> [Work instructions] Using the data below, copy every line that contains the word "JSON".

============

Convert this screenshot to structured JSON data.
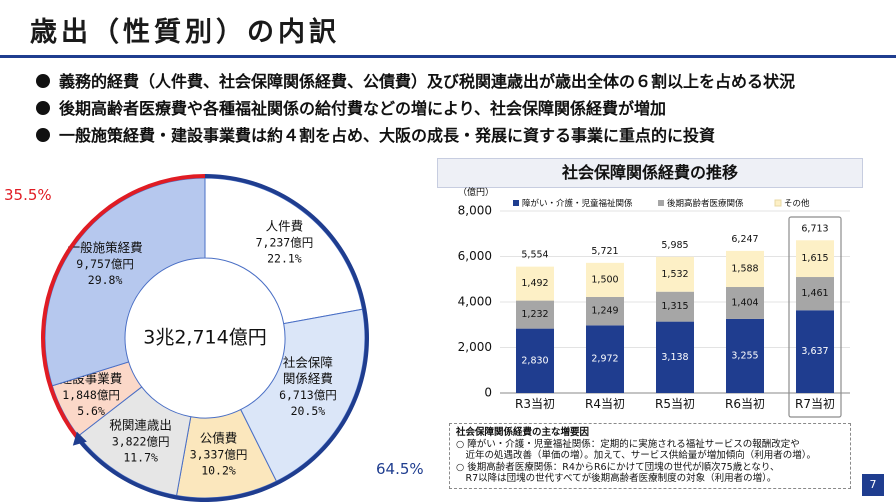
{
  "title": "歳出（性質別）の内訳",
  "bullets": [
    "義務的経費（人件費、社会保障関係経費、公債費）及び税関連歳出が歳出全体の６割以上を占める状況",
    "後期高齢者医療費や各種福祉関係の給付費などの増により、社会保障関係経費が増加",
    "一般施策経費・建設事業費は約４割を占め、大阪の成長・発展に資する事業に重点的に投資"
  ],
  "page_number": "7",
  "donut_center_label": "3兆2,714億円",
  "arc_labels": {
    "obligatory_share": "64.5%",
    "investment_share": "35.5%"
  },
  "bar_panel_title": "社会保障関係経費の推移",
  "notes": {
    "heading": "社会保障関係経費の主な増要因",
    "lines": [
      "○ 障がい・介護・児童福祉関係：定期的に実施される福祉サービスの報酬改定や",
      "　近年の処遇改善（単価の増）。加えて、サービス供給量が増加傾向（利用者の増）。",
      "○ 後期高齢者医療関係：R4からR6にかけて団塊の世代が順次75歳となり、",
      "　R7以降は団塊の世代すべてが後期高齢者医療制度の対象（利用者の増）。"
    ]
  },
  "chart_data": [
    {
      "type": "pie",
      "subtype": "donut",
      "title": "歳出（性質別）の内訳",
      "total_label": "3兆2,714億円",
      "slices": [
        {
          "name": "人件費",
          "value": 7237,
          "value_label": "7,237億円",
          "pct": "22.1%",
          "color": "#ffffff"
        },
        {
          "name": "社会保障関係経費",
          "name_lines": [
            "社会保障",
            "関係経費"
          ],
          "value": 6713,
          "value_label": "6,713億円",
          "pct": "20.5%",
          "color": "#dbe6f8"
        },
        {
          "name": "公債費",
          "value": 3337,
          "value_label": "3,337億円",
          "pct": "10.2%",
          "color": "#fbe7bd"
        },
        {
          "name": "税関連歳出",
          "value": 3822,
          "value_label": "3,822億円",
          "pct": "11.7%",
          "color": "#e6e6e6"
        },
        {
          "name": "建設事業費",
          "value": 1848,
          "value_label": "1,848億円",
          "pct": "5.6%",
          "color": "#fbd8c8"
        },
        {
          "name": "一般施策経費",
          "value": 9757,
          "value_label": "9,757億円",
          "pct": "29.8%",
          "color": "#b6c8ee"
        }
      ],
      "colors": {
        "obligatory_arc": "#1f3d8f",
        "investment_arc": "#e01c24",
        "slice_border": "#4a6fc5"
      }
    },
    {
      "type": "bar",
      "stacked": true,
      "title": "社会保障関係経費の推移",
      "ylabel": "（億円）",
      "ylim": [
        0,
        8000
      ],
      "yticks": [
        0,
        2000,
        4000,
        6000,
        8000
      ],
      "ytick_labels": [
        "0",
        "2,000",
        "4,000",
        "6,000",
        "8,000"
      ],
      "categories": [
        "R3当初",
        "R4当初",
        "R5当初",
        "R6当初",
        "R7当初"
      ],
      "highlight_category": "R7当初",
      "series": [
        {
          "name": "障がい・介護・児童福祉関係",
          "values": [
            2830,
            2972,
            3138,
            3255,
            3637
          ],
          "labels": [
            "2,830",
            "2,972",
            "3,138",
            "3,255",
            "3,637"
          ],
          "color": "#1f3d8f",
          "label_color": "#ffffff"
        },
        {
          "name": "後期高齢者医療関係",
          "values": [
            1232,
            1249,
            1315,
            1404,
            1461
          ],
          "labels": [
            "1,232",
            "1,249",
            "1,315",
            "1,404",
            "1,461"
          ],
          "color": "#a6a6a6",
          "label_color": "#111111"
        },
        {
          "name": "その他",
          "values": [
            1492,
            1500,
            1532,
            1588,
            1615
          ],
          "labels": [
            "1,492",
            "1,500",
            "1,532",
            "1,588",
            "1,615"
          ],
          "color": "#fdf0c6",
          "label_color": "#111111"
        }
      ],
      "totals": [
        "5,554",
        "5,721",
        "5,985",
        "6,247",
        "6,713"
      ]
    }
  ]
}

============

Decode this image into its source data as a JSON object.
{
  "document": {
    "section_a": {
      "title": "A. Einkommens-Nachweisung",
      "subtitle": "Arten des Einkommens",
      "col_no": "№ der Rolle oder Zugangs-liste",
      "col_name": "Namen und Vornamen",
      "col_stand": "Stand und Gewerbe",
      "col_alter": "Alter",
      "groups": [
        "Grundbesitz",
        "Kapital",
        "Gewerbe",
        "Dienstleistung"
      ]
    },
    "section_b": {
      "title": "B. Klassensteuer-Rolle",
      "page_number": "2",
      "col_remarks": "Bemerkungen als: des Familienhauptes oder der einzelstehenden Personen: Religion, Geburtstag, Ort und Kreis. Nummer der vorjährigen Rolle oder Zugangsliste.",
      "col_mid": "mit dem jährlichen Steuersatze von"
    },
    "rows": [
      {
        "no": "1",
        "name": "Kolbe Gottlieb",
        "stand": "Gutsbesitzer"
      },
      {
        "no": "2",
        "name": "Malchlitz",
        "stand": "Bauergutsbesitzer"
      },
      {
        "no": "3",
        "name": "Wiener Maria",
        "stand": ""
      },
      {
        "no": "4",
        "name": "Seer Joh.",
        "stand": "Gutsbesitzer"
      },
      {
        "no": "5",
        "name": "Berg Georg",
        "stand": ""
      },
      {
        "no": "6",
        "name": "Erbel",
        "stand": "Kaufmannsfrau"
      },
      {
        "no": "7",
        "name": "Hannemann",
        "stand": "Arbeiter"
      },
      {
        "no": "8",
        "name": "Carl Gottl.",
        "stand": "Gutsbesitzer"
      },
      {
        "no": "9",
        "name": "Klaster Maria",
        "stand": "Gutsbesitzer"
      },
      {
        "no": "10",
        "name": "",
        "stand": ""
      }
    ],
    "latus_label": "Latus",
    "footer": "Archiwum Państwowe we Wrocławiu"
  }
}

============

> [Response to the exercise]
Convert this screenshot to structured JSON data.
Decode this image into its source data as a JSON object.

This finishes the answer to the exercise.